(DOCUMENT TEXT begins)

As the type of doctor who makes patients feel like they’re her only priority right here and now, Professor Dwyer has patients from that time who travel to Geelong to continue treatment with her.
Former transplant patients still ring to update her on their progress – Mr Walsh included.
“It’s not just asking, ‘how’s your blood pressure?’ It’s asking, ‘how’s your stress, what’s happening with you? And how’re your kids and how’s your wife?’
“It’s taking care of the whole person and that’s what I really love,” she says.
“Going down to the South West was hard work and long days, but it was so very rewarding. And they were just so grateful that someone went to them and they didn’t have to travel three or four hours for an appointment.
“I didn’t realise until after I stopped that being an advocate for them back in the tertiary care centre was my most important job – I could make sure they weren’t just a name on the transplant list and give them a voice.”
Although the clinic ended when Professor Dwyer left St Vincent’s to join Deakin (a similar service has recently been established by one of her PhD students, which she’s thrilled about), she remains passionate about the health of country people.

(DOCUMENT TEXT ends)

:: COMPLETE THE FOLLOWING ::
**A)** From the passage about Professor Dwyer, reproduce the lines from "As the type" to "treatment with her.".
**B)** Summarize the passage about Professor Dwyer in two sentences.
**C)** In the passage about Professor Dwyer, what did she realize was her most important job only after she stopped?
The rows that come after this text can be left aside.

(EXTRACTED INFORMATION begins)

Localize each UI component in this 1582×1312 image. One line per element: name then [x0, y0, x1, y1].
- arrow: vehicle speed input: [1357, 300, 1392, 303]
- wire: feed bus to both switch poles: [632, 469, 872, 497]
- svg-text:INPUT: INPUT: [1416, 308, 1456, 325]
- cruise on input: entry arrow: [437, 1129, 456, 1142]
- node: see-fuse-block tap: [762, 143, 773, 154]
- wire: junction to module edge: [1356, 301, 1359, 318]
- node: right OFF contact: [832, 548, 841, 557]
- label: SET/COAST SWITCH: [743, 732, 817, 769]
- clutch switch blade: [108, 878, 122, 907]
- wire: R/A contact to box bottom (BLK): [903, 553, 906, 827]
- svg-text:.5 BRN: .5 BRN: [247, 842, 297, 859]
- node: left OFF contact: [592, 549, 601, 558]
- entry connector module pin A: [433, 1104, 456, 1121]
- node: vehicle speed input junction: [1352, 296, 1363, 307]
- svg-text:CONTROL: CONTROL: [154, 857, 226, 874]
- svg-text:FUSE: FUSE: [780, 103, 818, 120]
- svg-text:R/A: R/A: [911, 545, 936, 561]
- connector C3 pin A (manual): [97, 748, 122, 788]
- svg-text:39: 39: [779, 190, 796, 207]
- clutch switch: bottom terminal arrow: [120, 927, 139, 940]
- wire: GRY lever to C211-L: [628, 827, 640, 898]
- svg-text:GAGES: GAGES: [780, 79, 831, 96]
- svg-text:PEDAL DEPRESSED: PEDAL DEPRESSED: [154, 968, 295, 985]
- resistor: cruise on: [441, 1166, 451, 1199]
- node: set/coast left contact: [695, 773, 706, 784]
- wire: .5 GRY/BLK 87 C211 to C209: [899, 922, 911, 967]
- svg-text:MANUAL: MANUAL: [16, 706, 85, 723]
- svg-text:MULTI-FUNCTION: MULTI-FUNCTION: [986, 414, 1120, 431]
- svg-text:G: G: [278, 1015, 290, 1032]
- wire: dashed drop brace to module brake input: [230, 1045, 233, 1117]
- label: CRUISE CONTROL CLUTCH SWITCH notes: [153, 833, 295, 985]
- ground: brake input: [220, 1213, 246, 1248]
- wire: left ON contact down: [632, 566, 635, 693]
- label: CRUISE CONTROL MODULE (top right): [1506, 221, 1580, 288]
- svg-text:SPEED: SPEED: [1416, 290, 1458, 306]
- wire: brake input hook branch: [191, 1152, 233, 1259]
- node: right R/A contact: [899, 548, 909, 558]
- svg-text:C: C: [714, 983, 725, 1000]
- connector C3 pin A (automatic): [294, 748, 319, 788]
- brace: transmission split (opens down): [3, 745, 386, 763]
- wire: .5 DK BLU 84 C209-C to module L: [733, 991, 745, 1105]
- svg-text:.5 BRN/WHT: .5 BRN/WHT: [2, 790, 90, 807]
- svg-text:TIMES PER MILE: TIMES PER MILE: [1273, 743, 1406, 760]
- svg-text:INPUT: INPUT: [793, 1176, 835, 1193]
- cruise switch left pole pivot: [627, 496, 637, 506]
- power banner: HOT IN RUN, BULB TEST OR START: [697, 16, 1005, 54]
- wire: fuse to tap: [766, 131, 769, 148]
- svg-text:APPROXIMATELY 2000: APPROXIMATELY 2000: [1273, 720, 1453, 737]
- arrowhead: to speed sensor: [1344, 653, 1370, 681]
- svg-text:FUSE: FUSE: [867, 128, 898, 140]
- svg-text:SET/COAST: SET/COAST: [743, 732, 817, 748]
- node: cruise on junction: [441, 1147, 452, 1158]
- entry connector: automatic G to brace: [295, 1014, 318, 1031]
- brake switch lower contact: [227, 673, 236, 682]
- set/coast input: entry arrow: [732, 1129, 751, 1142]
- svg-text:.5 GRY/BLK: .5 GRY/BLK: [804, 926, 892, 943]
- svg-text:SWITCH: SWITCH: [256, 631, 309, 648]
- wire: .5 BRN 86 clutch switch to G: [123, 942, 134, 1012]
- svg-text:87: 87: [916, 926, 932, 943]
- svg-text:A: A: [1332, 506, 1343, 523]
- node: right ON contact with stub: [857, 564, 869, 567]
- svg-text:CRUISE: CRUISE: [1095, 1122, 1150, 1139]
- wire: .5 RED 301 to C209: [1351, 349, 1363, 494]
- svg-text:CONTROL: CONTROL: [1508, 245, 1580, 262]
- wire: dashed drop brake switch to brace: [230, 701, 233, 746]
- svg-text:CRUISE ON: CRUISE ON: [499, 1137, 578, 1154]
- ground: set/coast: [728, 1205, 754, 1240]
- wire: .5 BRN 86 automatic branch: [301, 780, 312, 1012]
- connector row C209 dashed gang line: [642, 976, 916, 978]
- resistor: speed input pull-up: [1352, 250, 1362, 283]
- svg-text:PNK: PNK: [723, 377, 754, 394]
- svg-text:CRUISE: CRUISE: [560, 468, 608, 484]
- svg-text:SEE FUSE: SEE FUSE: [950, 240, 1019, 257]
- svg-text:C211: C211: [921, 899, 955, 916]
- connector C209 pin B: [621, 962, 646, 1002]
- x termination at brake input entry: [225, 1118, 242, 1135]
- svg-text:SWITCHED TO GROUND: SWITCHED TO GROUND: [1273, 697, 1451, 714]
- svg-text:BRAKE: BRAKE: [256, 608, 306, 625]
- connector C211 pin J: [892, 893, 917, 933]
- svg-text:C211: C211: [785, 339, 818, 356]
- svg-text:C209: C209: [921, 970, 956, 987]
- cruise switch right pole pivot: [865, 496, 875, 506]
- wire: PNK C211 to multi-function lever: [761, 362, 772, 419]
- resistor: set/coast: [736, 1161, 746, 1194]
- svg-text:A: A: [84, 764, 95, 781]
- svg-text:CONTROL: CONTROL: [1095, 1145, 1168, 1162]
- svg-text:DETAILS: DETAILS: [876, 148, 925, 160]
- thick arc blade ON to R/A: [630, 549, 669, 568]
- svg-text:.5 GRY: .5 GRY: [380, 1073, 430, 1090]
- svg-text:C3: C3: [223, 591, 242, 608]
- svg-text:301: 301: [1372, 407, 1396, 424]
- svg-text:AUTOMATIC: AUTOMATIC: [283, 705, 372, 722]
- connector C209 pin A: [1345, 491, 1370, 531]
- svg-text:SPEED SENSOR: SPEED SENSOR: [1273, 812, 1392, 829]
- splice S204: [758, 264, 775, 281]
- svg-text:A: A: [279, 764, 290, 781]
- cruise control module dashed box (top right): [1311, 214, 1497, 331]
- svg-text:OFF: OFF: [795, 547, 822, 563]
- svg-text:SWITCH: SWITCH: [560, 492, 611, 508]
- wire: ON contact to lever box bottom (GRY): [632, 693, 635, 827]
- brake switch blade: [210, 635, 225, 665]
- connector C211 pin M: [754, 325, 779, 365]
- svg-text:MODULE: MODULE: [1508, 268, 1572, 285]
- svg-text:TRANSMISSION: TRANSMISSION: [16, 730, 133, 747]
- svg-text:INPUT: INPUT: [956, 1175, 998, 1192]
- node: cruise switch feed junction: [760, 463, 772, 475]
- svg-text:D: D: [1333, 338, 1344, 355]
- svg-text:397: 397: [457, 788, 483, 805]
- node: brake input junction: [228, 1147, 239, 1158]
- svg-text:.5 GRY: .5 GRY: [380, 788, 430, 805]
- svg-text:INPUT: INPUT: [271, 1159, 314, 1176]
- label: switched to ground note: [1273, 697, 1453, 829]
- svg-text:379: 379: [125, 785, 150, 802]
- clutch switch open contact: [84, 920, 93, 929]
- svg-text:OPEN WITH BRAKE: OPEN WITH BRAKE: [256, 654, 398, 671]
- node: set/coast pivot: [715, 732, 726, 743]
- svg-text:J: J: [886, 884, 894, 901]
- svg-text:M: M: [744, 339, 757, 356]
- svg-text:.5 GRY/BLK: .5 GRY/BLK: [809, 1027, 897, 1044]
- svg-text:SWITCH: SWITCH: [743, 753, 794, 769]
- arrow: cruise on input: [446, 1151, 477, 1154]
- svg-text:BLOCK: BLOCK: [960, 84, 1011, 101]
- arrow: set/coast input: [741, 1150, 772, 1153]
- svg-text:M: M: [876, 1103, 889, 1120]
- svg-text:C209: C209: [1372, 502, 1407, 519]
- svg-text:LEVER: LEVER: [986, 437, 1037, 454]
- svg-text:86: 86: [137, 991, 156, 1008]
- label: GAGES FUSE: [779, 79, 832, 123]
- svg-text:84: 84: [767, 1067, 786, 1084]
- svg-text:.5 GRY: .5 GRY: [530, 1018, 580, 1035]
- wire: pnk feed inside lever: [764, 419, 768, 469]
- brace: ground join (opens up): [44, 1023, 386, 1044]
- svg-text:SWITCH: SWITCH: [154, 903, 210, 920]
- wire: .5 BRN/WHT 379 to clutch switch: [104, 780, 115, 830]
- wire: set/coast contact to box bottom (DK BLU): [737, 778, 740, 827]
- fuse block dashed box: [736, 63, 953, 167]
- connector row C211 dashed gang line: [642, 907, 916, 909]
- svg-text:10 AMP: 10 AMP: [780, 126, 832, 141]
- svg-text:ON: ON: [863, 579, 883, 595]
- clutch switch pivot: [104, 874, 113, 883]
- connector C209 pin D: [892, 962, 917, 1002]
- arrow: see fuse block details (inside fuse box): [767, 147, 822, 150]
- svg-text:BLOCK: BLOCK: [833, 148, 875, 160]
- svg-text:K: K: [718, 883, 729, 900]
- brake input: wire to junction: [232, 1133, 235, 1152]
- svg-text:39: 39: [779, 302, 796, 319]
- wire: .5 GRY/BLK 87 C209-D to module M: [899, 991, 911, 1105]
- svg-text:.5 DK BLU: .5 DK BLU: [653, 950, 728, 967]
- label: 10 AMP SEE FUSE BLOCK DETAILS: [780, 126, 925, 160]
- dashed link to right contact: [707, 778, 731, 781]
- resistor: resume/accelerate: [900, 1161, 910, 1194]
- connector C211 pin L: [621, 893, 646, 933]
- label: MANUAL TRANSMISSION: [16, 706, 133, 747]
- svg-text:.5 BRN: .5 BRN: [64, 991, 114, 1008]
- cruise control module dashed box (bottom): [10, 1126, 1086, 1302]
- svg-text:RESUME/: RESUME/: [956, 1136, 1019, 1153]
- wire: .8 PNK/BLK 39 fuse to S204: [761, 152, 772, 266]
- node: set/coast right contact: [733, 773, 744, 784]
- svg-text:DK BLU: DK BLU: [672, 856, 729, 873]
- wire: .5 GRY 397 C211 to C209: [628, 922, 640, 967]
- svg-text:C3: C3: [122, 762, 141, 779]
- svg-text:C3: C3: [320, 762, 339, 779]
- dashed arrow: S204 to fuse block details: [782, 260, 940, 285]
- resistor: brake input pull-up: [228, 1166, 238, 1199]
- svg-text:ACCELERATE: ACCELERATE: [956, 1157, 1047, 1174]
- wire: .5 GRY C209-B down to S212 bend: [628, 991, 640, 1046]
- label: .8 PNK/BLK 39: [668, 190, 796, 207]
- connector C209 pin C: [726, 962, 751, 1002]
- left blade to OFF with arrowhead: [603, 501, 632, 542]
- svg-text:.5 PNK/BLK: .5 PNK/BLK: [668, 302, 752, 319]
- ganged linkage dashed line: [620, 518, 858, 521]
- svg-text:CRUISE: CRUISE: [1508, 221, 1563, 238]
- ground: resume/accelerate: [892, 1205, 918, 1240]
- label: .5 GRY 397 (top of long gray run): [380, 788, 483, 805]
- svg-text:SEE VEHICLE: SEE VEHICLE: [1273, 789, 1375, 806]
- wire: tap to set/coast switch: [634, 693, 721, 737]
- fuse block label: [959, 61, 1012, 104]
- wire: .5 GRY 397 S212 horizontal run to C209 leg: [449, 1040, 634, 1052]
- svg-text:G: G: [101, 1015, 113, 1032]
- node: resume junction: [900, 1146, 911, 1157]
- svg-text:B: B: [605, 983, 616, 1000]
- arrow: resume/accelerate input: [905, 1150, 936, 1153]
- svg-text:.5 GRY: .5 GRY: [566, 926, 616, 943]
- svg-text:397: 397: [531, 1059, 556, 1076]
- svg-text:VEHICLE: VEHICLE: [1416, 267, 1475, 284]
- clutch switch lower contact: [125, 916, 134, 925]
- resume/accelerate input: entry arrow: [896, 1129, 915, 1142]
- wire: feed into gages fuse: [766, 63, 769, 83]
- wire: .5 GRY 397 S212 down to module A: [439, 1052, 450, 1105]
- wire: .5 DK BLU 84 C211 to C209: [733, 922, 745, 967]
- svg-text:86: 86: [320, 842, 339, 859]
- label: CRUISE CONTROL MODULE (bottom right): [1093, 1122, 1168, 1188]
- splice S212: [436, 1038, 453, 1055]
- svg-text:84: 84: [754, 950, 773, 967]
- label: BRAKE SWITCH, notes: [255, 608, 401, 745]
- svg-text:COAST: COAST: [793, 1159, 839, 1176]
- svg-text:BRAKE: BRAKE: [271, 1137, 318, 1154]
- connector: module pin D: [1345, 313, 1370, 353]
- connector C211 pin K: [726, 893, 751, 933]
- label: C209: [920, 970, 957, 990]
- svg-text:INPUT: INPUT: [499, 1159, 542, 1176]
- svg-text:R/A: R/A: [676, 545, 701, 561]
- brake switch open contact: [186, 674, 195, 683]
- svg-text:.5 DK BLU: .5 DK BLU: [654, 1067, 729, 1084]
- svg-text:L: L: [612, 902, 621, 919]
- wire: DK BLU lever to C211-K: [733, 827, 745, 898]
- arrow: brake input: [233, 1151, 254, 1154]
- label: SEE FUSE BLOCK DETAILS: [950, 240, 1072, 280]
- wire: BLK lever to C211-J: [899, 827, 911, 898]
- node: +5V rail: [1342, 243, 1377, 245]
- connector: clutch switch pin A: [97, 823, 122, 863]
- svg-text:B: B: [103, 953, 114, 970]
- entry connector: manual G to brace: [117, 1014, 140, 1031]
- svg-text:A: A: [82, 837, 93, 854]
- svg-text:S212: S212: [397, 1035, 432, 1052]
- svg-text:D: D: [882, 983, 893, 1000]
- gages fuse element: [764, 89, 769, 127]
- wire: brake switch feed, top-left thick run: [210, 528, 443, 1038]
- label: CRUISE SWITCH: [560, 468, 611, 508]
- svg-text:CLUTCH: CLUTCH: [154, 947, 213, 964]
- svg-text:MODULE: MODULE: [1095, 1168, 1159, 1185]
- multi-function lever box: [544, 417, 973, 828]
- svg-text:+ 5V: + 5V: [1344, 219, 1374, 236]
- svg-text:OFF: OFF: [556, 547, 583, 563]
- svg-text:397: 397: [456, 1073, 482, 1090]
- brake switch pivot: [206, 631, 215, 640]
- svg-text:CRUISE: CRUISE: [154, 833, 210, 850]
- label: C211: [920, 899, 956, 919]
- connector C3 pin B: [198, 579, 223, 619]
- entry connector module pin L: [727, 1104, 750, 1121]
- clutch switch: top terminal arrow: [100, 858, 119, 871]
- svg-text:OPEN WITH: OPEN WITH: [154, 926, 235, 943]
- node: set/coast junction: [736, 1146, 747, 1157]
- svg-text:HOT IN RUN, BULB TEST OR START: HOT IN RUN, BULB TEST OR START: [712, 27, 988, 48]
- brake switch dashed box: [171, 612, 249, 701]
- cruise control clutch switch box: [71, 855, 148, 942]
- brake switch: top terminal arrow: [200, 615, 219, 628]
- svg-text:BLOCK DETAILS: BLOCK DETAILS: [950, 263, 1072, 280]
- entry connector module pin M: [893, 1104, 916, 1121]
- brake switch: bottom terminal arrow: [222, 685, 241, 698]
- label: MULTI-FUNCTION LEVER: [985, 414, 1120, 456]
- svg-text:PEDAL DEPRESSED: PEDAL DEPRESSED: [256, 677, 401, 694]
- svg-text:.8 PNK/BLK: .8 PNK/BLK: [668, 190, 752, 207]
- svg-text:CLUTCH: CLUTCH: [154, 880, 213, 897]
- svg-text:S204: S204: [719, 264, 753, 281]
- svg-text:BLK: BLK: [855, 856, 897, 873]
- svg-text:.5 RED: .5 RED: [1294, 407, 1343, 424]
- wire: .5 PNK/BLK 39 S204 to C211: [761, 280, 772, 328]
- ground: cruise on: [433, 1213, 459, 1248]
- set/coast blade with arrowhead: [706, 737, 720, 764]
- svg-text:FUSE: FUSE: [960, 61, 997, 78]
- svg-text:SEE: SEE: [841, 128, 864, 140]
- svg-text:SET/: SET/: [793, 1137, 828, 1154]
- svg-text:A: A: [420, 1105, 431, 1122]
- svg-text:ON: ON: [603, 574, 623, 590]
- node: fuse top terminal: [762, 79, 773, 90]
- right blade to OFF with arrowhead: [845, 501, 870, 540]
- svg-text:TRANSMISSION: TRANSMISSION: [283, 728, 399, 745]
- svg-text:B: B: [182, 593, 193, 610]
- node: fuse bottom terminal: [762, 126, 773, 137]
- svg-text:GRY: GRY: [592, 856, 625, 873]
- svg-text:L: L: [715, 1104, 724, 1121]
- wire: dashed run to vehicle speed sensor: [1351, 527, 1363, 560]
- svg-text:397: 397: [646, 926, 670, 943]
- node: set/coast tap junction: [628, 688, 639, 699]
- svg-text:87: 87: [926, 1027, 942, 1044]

(EXTRACTED INFORMATION ends)

:: RESULTS IN ORDER ::
**A)**
As the type of doctor who makes patients feel like they’re her only priority right here and now, Professor Dwyer has patients from that time who travel to Geelong to continue treatment with her.

**B)** Professor Dwyer is a doctor whose former patients still travel to Geelong for treatment with her or ring to update her, and she says she loves taking care of the whole person. She found her clinic in the South West hard but very rewarding, and although it ended when she left St Vincent's to join Deakin, she remains passionate about the health of country people.

**C)** Being an advocate for her patients back in the tertiary care centre.